_The exercise_: Go through the data below. Pull out every line that has the word "olei".
☆ ☆ ☆ ☆ ☆ ☆ ☆
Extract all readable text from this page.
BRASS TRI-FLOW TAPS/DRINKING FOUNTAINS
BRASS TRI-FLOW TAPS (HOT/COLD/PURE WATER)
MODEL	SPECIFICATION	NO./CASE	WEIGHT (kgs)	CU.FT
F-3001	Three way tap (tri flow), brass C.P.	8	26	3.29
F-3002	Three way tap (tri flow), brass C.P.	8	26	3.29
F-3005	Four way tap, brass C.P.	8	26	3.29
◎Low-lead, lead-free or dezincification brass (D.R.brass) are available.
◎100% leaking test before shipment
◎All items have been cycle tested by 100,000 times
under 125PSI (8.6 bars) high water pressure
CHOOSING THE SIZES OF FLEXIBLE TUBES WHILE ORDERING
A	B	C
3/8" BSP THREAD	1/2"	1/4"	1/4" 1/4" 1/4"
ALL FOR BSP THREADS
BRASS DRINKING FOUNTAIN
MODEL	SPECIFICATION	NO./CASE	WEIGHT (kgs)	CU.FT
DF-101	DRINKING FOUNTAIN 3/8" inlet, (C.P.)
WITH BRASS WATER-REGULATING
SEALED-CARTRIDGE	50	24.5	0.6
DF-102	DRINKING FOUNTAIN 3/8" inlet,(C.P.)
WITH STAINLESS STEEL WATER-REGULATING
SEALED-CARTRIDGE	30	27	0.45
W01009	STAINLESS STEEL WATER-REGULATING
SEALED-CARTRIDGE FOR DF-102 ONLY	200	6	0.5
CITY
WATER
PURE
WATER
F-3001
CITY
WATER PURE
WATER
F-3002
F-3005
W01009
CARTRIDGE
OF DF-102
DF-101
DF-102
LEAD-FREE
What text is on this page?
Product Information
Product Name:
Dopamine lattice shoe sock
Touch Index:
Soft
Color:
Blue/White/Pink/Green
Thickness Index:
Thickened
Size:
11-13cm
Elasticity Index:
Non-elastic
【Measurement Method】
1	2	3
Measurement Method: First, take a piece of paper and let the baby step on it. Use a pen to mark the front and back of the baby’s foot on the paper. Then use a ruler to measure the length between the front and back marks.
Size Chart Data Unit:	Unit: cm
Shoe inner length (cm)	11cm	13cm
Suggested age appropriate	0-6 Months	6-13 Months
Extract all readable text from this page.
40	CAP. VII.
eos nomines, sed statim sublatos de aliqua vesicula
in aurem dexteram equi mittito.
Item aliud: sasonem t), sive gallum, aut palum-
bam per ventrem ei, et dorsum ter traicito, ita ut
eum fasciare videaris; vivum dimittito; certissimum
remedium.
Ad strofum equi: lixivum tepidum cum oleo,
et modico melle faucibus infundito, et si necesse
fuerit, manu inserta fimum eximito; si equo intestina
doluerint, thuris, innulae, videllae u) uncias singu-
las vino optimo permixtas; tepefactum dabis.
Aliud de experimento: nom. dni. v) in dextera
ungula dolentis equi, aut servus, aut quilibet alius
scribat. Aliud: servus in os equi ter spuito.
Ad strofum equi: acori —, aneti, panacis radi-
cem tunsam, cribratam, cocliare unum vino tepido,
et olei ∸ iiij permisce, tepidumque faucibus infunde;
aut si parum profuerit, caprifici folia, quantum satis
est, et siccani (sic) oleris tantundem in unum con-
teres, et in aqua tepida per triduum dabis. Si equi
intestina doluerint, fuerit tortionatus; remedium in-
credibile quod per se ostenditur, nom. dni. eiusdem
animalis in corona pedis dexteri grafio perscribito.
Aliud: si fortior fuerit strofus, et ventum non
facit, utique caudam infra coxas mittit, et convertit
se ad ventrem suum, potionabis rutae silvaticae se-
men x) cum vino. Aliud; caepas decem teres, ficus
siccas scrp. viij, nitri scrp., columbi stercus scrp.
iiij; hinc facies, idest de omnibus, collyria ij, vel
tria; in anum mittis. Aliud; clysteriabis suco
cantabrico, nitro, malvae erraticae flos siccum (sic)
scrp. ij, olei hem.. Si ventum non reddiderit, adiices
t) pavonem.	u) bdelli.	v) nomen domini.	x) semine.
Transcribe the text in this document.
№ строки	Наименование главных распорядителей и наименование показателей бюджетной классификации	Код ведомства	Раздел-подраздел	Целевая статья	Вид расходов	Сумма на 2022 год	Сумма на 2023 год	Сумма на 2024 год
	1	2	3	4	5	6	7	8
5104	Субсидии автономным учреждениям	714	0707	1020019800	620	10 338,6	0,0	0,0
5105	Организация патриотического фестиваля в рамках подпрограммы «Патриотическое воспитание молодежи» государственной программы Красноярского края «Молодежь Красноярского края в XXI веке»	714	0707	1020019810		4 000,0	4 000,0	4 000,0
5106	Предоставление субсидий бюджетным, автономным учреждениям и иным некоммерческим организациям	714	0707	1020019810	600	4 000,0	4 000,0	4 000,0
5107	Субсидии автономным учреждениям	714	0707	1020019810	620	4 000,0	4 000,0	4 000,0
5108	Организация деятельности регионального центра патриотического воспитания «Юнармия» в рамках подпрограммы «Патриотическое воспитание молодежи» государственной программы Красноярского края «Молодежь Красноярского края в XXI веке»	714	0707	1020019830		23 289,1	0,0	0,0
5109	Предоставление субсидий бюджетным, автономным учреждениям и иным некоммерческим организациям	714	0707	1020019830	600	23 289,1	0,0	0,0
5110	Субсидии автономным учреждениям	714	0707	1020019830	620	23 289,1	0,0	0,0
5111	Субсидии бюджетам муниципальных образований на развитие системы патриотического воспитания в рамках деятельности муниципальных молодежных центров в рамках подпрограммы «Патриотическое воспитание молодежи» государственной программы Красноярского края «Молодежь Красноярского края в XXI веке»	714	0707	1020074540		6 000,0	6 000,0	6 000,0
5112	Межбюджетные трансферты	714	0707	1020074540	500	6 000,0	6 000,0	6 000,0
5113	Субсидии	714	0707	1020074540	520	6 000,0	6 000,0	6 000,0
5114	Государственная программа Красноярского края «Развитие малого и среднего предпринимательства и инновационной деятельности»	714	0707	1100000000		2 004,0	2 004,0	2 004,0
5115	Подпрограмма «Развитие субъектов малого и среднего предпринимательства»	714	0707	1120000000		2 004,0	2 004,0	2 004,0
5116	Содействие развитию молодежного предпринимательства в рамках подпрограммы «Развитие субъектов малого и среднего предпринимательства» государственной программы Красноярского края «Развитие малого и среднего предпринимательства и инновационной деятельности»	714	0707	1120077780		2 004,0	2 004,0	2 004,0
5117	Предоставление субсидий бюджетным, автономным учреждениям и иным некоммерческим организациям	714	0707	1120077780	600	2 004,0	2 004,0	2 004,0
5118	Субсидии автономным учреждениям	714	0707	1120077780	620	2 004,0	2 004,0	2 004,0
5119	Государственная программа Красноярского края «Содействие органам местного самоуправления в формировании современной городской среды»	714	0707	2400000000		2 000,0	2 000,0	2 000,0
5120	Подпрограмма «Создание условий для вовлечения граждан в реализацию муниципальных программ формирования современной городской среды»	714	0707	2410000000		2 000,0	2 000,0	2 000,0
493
☆ ☆ ☆ ☆ ☆ ☆ ☆
_Task solution_:
et olei ∸ iiij permisce, tepidumque faucibus infunde;
scrp. ij, olei hem.. Si ventum non reddiderit, adiices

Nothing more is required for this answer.